◆ **GIVEN PROBLEM**
All of the lines below are to be transcribed faithfully, with pictures excluded from the copy.

◆ **Data excerpts**
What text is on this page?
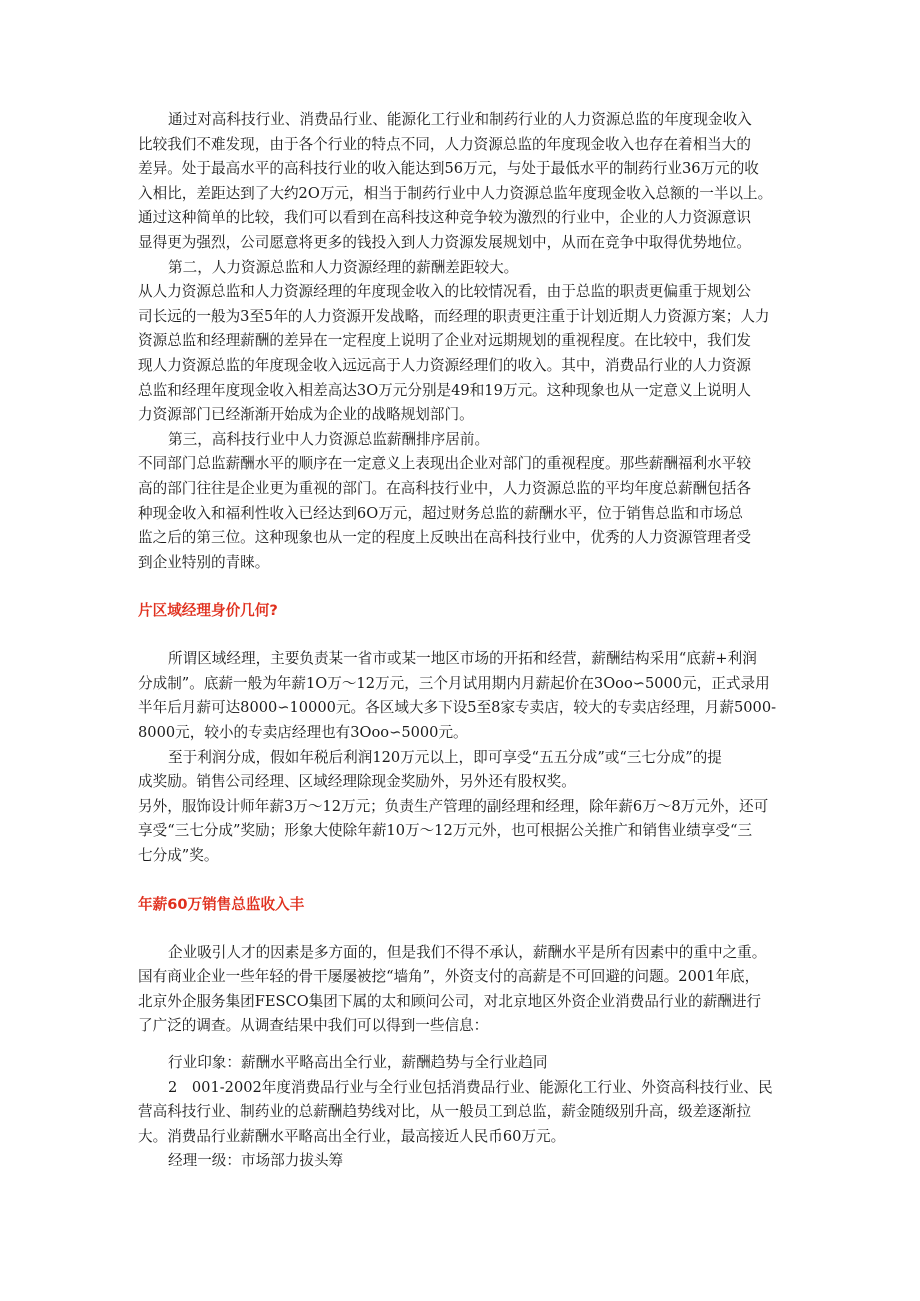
通过对高科技行业、消费品行业、能源化工行业和制药行业的人力资源总监的年度现金收入
比较我们不难发现，由于各个行业的特点不同，人力资源总监的年度现金收入也存在着相当大的
差异。处于最高水平的高科技行业的收入能达到56万元，与处于最低水平的制药行业36万元的收
入相比，差距达到了大约2O万元，相当于制药行业中人力资源总监年度现金收入总额的一半以上。
通过这种简单的比较，我们可以看到在高科技这种竞争较为激烈的行业中，企业的人力资源意识
显得更为强烈，公司愿意将更多的钱投入到人力资源发展规划中，从而在竞争中取得优势地位。
第二，人力资源总监和人力资源经理的薪酬差距较大。
从人力资源总监和人力资源经理的年度现金收入的比较情况看，由于总监的职责更偏重于规划公
司长远的一般为3至5年的人力资源开发战略，而经理的职责更注重于计划近期人力资源方案；人力
资源总监和经理薪酬的差异在一定程度上说明了企业对远期规划的重视程度。在比较中，我们发
现人力资源总监的年度现金收入远远高于人力资源经理们的收入。其中，消费品行业的人力资源
总监和经理年度现金收入相差高达3O万元分别是49和19万元。这种现象也从一定意义上说明人
力资源部门已经渐渐开始成为企业的战略规划部门。
第三，高科技行业中人力资源总监薪酬排序居前。
不同部门总监薪酬水平的顺序在一定意义上表现出企业对部门的重视程度。那些薪酬福利水平较
高的部门往往是企业更为重视的部门。在高科技行业中，人力资源总监的平均年度总薪酬包括各
种现金收入和福利性收入已经达到6O万元，超过财务总监的薪酬水平，位于销售总监和市场总
监之后的第三位。这种现象也从一定的程度上反映出在高科技行业中，优秀的人力资源管理者受
到企业特别的青睐。
片区域经理身价几何?
所谓区域经理，主要负责某一省市或某一地区市场的开拓和经营，薪酬结构采用“底薪+利润
分成制”。底薪一般为年薪1O万～12万元，三个月试用期内月薪起价在3Ooo∽5000元，正式录用
半年后月薪可达8000∽10000元。各区域大多下设5至8家专卖店，较大的专卖店经理，月薪5000-
8000元，较小的专卖店经理也有3Ooo∽5000元。
至于利润分成，假如年税后利润120万元以上，即可享受“五五分成”或“三七分成”的提
成奖励。销售公司经理、区域经理除现金奖励外，另外还有股权奖。
另外，服饰设计师年薪3万～12万元；负责生产管理的副经理和经理，除年薪6万～8万元外，还可
享受“三七分成”奖励；形象大使除年薪10万～12万元外，也可根据公关推广和销售业绩享受“三
七分成”奖。
年薪60万销售总监收入丰
企业吸引人才的因素是多方面的，但是我们不得不承认，薪酬水平是所有因素中的重中之重。
国有商业企业一些年轻的骨干屡屡被挖“墙角”，外资支付的高薪是不可回避的问题。2001年底，
北京外企服务集团FESCO集团下属的太和顾问公司，对北京地区外资企业消费品行业的薪酬进行
了广泛的调查。从调查结果中我们可以得到一些信息：
行业印象：薪酬水平略高出全行业，薪酬趋势与全行业趋同
2　001-2002年度消费品行业与全行业包括消费品行业、能源化工行业、外资高科技行业、民
营高科技行业、制药业的总薪酬趋势线对比，从一般员工到总监，薪金随级别升高，级差逐渐拉
大。消费品行业薪酬水平略高出全行业，最高接近人民币60万元。
经理一级：市场部力拔头筹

◆ **TASK RESPONSE**
What text is on this page?
通过对高科技行业、消费品行业、能源化工行业和制药行业的人力资源总监的年度现金收入
比较我们不难发现，由于各个行业的特点不同，人力资源总监的年度现金收入也存在着相当大的
差异。处于最高水平的高科技行业的收入能达到56万元，与处于最低水平的制药行业36万元的收
入相比，差距达到了大约2O万元，相当于制药行业中人力资源总监年度现金收入总额的一半以上。
通过这种简单的比较，我们可以看到在高科技这种竞争较为激烈的行业中，企业的人力资源意识
显得更为强烈，公司愿意将更多的钱投入到人力资源发展规划中，从而在竞争中取得优势地位。
第二，人力资源总监和人力资源经理的薪酬差距较大。
从人力资源总监和人力资源经理的年度现金收入的比较情况看，由于总监的职责更偏重于规划公
司长远的一般为3至5年的人力资源开发战略，而经理的职责更注重于计划近期人力资源方案；人力
资源总监和经理薪酬的差异在一定程度上说明了企业对远期规划的重视程度。在比较中，我们发
现人力资源总监的年度现金收入远远高于人力资源经理们的收入。其中，消费品行业的人力资源
总监和经理年度现金收入相差高达3O万元分别是49和19万元。这种现象也从一定意义上说明人
力资源部门已经渐渐开始成为企业的战略规划部门。
第三，高科技行业中人力资源总监薪酬排序居前。
不同部门总监薪酬水平的顺序在一定意义上表现出企业对部门的重视程度。那些薪酬福利水平较
高的部门往往是企业更为重视的部门。在高科技行业中，人力资源总监的平均年度总薪酬包括各
种现金收入和福利性收入已经达到6O万元，超过财务总监的薪酬水平，位于销售总监和市场总
监之后的第三位。这种现象也从一定的程度上反映出在高科技行业中，优秀的人力资源管理者受
到企业特别的青睐。
片区域经理身价几何?
所谓区域经理，主要负责某一省市或某一地区市场的开拓和经营，薪酬结构采用“底薪+利润
分成制”。底薪一般为年薪1O万～12万元，三个月试用期内月薪起价在3Ooo∽5000元，正式录用
半年后月薪可达8000∽10000元。各区域大多下设5至8家专卖店，较大的专卖店经理，月薪5000-
8000元，较小的专卖店经理也有3Ooo∽5000元。
至于利润分成，假如年税后利润120万元以上，即可享受“五五分成”或“三七分成”的提
成奖励。销售公司经理、区域经理除现金奖励外，另外还有股权奖。
另外，服饰设计师年薪3万～12万元；负责生产管理的副经理和经理，除年薪6万～8万元外，还可
享受“三七分成”奖励；形象大使除年薪10万～12万元外，也可根据公关推广和销售业绩享受“三
七分成”奖。
年薪60万销售总监收入丰
企业吸引人才的因素是多方面的，但是我们不得不承认，薪酬水平是所有因素中的重中之重。
国有商业企业一些年轻的骨干屡屡被挖“墙角”，外资支付的高薪是不可回避的问题。2001年底，
北京外企服务集团FESCO集团下属的太和顾问公司，对北京地区外资企业消费品行业的薪酬进行
了广泛的调查。从调查结果中我们可以得到一些信息：
行业印象：薪酬水平略高出全行业，薪酬趋势与全行业趋同
2　001-2002年度消费品行业与全行业包括消费品行业、能源化工行业、外资高科技行业、民
营高科技行业、制药业的总薪酬趋势线对比，从一般员工到总监，薪金随级别升高，级差逐渐拉
大。消费品行业薪酬水平略高出全行业，最高接近人民币60万元。
经理一级：市场部力拔头筹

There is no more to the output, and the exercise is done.